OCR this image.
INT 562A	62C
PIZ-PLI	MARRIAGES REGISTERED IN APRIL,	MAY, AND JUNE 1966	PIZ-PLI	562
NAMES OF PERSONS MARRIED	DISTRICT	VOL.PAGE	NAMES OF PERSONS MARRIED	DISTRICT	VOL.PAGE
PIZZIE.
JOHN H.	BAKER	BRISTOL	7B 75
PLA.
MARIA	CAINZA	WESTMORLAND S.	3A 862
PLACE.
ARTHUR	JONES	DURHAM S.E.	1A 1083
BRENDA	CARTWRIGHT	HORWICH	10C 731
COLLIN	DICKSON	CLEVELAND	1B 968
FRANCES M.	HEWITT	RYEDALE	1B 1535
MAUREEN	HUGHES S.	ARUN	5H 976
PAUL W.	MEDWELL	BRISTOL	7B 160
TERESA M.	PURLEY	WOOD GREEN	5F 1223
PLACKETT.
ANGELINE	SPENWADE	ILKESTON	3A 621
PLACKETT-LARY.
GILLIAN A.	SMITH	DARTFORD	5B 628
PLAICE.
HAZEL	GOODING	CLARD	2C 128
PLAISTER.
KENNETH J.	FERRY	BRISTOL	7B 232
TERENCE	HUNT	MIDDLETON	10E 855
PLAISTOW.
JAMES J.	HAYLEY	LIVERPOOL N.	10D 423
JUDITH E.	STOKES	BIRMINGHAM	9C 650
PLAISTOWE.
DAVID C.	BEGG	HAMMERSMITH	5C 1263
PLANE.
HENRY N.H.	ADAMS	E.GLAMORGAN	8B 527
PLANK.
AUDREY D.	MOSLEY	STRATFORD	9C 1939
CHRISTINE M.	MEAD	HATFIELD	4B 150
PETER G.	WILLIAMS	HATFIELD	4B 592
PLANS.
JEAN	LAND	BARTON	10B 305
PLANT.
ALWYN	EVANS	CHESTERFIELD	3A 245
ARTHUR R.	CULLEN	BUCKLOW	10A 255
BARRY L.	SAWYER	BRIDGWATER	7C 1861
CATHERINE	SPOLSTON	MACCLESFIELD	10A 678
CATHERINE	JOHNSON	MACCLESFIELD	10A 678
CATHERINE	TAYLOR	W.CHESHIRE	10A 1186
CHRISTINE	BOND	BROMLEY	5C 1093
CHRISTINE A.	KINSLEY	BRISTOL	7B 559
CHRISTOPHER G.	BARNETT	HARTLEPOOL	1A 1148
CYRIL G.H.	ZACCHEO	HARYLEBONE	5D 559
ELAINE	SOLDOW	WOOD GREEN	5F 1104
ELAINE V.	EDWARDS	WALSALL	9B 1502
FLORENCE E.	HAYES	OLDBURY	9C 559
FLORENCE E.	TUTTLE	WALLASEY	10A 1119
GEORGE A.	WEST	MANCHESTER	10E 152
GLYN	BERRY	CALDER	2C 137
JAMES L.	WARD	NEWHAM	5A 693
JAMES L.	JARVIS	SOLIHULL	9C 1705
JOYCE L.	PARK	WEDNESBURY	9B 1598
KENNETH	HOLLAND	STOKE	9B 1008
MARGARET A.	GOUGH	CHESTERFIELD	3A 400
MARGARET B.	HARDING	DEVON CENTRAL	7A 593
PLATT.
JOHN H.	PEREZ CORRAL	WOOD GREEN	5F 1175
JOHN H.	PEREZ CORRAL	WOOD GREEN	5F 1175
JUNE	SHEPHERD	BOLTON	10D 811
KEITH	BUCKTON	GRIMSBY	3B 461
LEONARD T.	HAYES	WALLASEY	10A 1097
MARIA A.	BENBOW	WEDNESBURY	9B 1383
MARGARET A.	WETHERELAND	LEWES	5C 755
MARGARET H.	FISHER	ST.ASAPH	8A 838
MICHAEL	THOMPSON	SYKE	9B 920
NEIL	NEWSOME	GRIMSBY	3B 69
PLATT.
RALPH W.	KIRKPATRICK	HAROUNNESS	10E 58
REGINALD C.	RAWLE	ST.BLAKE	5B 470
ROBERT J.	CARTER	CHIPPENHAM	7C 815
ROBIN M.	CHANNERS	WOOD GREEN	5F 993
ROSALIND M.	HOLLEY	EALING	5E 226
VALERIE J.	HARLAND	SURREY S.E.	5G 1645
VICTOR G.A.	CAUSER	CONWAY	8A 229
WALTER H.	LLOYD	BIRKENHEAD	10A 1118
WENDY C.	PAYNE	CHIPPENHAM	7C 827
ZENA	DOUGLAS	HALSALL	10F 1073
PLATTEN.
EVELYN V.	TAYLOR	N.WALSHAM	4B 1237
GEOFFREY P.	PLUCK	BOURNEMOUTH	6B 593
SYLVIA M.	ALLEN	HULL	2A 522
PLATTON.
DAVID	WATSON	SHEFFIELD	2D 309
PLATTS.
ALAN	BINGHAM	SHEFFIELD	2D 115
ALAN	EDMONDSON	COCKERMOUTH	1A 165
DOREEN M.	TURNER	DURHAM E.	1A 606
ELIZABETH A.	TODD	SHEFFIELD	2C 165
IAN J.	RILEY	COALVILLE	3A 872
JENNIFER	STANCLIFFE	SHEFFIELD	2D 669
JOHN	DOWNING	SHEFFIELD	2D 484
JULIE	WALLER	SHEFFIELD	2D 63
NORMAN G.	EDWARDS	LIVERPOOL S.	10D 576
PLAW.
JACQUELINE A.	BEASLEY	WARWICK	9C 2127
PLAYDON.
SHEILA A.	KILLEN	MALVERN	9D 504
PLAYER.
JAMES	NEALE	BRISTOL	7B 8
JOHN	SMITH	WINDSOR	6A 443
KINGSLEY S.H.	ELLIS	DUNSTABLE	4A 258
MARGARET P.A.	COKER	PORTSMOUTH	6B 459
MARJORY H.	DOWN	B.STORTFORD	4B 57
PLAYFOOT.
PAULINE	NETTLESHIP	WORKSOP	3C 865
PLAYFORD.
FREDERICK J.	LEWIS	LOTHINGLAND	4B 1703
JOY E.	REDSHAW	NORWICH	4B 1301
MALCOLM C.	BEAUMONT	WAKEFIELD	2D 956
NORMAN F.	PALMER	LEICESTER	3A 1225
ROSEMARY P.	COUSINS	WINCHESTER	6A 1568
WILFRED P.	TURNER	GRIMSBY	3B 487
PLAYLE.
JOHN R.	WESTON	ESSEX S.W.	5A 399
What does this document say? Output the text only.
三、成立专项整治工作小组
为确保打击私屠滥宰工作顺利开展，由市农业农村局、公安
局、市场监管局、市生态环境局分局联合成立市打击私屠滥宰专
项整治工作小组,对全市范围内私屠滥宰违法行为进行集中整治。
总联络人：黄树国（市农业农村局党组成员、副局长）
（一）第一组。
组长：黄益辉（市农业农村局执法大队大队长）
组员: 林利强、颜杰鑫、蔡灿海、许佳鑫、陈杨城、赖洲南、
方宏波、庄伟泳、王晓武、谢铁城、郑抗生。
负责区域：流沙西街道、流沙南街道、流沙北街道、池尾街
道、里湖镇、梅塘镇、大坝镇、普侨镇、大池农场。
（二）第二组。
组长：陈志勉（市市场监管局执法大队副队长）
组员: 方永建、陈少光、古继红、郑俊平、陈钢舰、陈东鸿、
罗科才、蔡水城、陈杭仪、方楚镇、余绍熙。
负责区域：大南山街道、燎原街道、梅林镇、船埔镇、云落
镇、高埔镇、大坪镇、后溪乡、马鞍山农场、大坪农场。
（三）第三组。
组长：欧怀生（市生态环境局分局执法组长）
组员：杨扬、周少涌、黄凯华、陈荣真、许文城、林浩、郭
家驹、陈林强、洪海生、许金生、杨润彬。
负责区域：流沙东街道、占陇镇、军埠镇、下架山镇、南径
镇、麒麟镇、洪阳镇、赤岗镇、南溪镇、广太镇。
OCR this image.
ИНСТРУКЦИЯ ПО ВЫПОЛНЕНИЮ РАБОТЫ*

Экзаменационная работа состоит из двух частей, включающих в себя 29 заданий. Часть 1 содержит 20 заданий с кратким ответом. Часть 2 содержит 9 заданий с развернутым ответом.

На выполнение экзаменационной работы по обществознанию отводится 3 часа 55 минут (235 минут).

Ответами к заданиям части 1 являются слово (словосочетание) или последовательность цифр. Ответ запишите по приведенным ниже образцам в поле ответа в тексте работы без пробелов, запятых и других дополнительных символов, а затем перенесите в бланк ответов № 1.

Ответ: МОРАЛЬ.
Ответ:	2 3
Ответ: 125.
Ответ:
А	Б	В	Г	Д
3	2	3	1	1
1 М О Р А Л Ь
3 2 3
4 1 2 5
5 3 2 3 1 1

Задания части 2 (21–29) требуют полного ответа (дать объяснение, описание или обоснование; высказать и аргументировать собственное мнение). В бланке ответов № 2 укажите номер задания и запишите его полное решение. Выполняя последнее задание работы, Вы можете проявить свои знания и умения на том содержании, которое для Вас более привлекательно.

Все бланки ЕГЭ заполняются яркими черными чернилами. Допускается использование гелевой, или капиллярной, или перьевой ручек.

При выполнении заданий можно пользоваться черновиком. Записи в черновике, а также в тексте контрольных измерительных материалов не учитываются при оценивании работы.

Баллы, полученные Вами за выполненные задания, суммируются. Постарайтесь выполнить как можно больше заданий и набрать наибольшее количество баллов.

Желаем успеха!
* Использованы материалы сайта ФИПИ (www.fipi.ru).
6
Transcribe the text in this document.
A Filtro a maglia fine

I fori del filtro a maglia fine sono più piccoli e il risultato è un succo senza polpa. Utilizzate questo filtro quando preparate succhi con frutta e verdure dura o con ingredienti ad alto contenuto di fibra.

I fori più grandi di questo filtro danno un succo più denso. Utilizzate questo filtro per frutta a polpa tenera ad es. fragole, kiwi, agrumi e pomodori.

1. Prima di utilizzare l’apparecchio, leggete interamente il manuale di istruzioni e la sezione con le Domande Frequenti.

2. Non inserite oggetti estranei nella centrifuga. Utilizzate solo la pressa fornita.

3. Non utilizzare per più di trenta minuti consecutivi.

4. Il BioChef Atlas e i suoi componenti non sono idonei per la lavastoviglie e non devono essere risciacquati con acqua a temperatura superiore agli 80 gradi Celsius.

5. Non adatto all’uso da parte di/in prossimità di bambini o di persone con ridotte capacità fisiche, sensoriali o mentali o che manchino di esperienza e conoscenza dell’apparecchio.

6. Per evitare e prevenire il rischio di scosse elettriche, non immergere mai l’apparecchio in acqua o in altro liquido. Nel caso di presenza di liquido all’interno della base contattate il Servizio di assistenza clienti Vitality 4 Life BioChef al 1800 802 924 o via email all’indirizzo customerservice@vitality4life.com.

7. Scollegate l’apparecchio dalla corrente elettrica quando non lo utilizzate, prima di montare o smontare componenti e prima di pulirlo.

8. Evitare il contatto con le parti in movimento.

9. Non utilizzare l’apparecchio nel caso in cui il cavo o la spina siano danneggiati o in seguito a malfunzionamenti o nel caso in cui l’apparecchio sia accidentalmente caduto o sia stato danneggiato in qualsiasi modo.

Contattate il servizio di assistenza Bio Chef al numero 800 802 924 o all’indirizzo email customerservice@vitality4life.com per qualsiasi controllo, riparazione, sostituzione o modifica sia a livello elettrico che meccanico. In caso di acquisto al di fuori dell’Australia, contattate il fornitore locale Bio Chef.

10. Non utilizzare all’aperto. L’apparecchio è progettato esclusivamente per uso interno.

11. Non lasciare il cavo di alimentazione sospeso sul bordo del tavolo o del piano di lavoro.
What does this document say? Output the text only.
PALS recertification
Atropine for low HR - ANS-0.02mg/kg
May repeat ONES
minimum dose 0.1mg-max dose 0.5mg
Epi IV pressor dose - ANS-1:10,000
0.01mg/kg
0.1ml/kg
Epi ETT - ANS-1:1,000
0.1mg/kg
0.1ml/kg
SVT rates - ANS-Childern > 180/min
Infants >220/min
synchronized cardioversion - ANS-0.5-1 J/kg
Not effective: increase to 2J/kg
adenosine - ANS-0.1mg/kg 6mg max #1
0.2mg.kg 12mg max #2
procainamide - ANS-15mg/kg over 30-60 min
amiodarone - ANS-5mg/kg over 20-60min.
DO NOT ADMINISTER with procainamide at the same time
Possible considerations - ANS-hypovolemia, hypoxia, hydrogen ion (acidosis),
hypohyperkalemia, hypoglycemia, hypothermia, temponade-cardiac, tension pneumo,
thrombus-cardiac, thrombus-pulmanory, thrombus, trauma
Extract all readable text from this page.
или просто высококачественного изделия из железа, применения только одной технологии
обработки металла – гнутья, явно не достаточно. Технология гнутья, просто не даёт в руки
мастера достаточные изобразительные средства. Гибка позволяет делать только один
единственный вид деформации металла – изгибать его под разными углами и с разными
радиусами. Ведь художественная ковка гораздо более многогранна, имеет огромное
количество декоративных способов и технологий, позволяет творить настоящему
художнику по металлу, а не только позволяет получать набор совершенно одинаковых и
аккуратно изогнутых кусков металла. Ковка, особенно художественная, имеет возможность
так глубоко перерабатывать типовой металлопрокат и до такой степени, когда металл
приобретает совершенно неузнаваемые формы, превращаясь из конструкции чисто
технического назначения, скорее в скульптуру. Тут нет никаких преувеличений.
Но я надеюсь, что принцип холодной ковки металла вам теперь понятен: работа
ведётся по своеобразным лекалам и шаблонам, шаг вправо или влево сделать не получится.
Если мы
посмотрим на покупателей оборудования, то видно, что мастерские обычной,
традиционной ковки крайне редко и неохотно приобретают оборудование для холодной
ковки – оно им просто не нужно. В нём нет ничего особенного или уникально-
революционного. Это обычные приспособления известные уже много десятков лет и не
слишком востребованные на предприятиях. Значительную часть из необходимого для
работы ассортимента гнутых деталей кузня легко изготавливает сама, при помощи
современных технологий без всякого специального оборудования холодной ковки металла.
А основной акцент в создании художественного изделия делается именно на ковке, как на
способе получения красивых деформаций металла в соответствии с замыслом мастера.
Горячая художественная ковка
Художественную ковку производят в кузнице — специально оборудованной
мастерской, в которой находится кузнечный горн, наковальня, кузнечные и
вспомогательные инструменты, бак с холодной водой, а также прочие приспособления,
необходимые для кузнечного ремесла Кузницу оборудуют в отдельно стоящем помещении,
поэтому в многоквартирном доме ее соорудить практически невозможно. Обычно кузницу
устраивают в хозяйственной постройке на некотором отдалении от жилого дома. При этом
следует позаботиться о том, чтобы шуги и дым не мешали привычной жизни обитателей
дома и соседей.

• WHAT NEEDS TO BE DONE
Gather and copy every line of the data in which the string "DAVID" is found.

• COMPLETE OUTPUT
DAVID C.	BEGG	HAMMERSMITH	5C 1263
DAVID	WATSON	SHEFFIELD	2D 309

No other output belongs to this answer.